--- start of Data supplied ---

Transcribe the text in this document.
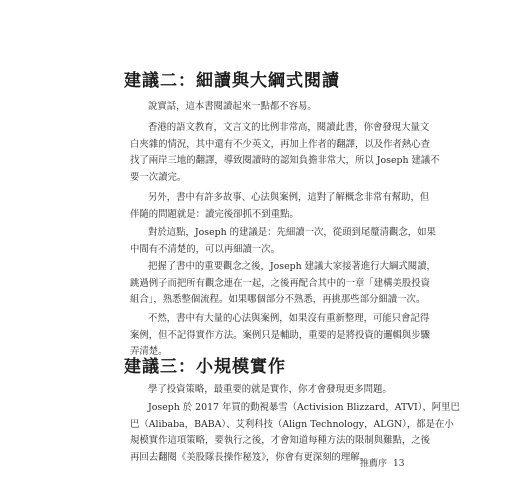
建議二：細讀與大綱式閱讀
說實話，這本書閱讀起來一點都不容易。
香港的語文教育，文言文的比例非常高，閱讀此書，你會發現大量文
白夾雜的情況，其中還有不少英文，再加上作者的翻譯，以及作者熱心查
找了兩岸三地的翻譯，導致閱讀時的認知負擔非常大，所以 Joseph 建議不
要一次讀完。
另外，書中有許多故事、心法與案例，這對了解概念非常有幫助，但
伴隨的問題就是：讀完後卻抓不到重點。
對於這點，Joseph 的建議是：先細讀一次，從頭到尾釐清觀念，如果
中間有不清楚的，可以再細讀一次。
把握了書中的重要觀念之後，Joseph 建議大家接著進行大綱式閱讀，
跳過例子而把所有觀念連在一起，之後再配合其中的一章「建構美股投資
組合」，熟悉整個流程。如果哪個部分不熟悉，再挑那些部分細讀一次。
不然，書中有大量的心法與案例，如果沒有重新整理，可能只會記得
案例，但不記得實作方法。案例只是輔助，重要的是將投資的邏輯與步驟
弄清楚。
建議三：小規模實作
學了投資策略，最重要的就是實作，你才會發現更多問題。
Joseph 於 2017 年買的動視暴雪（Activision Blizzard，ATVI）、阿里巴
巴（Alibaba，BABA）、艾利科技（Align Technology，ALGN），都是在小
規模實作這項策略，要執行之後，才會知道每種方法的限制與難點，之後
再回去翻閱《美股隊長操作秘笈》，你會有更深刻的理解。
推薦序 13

--- end of Data supplied ---

- **What is expected**
Gather every line from the entries above where the word "Joseph" appears, and copy them.

- **Complete answer**
找了兩岸三地的翻譯，導致閱讀時的認知負擔非常大，所以 Joseph 建議不
對於這點，Joseph 的建議是：先細讀一次，從頭到尾釐清觀念，如果
把握了書中的重要觀念之後，Joseph 建議大家接著進行大綱式閱讀，
Joseph 於 2017 年買的動視暴雪（Activision Blizzard，ATVI）、阿里巴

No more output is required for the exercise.